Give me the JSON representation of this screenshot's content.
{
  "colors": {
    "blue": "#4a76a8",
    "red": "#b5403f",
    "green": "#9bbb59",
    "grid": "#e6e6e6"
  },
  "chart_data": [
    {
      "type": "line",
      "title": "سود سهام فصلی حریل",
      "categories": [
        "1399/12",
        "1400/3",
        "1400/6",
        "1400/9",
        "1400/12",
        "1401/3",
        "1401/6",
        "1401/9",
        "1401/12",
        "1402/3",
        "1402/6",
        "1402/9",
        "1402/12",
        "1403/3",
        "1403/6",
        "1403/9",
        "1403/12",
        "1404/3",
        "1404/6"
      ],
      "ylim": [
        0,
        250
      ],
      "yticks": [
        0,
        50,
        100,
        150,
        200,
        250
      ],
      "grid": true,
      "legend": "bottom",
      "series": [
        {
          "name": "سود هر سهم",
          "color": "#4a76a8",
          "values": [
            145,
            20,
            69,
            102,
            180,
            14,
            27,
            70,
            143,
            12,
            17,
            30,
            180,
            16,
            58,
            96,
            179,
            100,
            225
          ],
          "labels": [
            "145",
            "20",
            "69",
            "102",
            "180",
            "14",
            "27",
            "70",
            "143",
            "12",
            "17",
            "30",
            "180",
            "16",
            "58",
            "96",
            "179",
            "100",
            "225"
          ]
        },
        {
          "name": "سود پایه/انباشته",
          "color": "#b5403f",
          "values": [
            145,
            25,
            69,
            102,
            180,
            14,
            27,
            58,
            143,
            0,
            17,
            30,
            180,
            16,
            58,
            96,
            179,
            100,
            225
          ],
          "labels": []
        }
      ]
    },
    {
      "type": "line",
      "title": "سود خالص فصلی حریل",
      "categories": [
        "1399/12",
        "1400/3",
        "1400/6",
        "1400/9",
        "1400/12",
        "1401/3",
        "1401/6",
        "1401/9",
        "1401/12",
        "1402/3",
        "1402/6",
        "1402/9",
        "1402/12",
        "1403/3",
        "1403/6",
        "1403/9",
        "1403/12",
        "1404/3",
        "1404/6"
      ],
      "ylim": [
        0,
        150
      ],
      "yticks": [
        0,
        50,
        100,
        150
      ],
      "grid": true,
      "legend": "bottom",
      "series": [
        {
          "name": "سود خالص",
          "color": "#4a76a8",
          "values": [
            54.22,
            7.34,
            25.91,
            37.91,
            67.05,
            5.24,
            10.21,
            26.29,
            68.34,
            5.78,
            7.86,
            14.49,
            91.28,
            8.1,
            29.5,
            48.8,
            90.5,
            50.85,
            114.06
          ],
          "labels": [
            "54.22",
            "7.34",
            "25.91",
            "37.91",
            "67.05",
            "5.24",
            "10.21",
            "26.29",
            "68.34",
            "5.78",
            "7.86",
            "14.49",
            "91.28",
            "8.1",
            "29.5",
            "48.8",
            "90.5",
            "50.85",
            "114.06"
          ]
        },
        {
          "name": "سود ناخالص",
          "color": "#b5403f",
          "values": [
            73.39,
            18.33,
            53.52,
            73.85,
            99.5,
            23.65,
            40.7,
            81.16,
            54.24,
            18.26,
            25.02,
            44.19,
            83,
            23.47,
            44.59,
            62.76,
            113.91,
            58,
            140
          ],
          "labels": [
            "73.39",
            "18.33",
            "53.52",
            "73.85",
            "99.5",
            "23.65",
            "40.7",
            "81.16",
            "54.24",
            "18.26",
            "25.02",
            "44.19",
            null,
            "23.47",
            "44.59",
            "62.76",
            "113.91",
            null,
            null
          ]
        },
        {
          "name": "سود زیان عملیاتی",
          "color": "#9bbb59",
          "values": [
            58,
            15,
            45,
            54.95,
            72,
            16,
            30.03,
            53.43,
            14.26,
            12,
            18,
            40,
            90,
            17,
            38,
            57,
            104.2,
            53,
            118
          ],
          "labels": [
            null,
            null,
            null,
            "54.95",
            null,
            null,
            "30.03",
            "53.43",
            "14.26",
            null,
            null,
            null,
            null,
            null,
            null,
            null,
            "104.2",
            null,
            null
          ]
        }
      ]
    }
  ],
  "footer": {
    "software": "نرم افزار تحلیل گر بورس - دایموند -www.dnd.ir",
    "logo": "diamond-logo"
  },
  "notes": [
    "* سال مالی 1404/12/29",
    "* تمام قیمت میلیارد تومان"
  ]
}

++++++++++

Restate the data above word for word.

:: Solution to this problem ::
Give me the JSON representation of this screenshot's content.
{
  "colors": {
    "blue": "#4a76a8",
    "red": "#b5403f",
    "green": "#9bbb59",
    "grid": "#e6e6e6"
  },
  "chart_data": [
    {
      "type": "line",
      "title": "سود سهام فصلی حریل",
      "categories": [
        "1399/12",
        "1400/3",
        "1400/6",
        "1400/9",
        "1400/12",
        "1401/3",
        "1401/6",
        "1401/9",
        "1401/12",
        "1402/3",
        "1402/6",
        "1402/9",
        "1402/12",
        "1403/3",
        "1403/6",
        "1403/9",
        "1403/12",
        "1404/3",
        "1404/6"
      ],
      "ylim": [
        0,
        250
      ],
      "yticks": [
        0,
        50,
        100,
        150,
        200,
        250
      ],
      "grid": true,
      "legend": "bottom",
      "series": [
        {
          "name": "سود هر سهم",
          "color": "#4a76a8",
          "values": [
            145,
            20,
            69,
            102,
            180,
            14,
            27,
            70,
            143,
            12,
            17,
            30,
            180,
            16,
            58,
            96,
            179,
            100,
            225
          ],
          "labels": [
            "145",
            "20",
            "69",
            "102",
            "180",
            "14",
            "27",
            "70",
            "143",
            "12",
            "17",
            "30",
            "180",
            "16",
            "58",
            "96",
            "179",
            "100",
            "225"
          ]
        },
        {
          "name": "سود پایه/انباشته",
          "color": "#b5403f",
          "values": [
            145,
            25,
            69,
            102,
            180,
            14,
            27,
            58,
            143,
            0,
            17,
            30,
            180,
            16,
            58,
            96,
            179,
            100,
            225
          ],
          "labels": []
        }
      ]
    },
    {
      "type": "line",
      "title": "سود خالص فصلی حریل",
      "categories": [
        "1399/12",
        "1400/3",
        "1400/6",
        "1400/9",
        "1400/12",
        "1401/3",
        "1401/6",
        "1401/9",
        "1401/12",
        "1402/3",
        "1402/6",
        "1402/9",
        "1402/12",
        "1403/3",
        "1403/6",
        "1403/9",
        "1403/12",
        "1404/3",
        "1404/6"
      ],
      "ylim": [
        0,
        150
      ],
      "yticks": [
        0,
        50,
        100,
        150
      ],
      "grid": true,
      "legend": "bottom",
      "series": [
        {
          "name": "سود خالص",
          "color": "#4a76a8",
          "values": [
            54.22,
            7.34,
            25.91,
            37.91,
            67.05,
            5.24,
            10.21,
            26.29,
            68.34,
            5.78,
            7.86,
            14.49,
            91.28,
            8.1,
            29.5,
            48.8,
            90.5,
            50.85,
            114.06
          ],
          "labels": [
            "54.22",
            "7.34",
            "25.91",
            "37.91",
            "67.05",
            "5.24",
            "10.21",
            "26.29",
            "68.34",
            "5.78",
            "7.86",
            "14.49",
            "91.28",
            "8.1",
            "29.5",
            "48.8",
            "90.5",
            "50.85",
            "114.06"
          ]
        },
        {
          "name": "سود ناخالص",
          "color": "#b5403f",
          "values": [
            73.39,
            18.33,
            53.52,
            73.85,
            99.5,
            23.65,
            40.7,
            81.16,
            54.24,
            18.26,
            25.02,
            44.19,
            83,
            23.47,
            44.59,
            62.76,
            113.91,
            58,
            140
          ],
          "labels": [
            "73.39",
            "18.33",
            "53.52",
            "73.85",
            "99.5",
            "23.65",
            "40.7",
            "81.16",
            "54.24",
            "18.26",
            "25.02",
            "44.19",
            null,
            "23.47",
            "44.59",
            "62.76",
            "113.91",
            null,
            null
          ]
        },
        {
          "name": "سود زیان عملیاتی",
          "color": "#9bbb59",
          "values": [
            58,
            15,
            45,
            54.95,
            72,
            16,
            30.03,
            53.43,
            14.26,
            12,
            18,
            40,
            90,
            17,
            38,
            57,
            104.2,
            53,
            118
          ],
          "labels": [
            null,
            null,
            null,
            "54.95",
            null,
            null,
            "30.03",
            "53.43",
            "14.26",
            null,
            null,
            null,
            null,
            null,
            null,
            null,
            "104.2",
            null,
            null
          ]
        }
      ]
    }
  ],
  "footer": {
    "software": "نرم افزار تحلیل گر بورس - دایموند -www.dnd.ir",
    "logo": "diamond-logo"
  },
  "notes": [
    "* سال مالی 1404/12/29",
    "* تمام قیمت میلیارد تومان"
  ]
}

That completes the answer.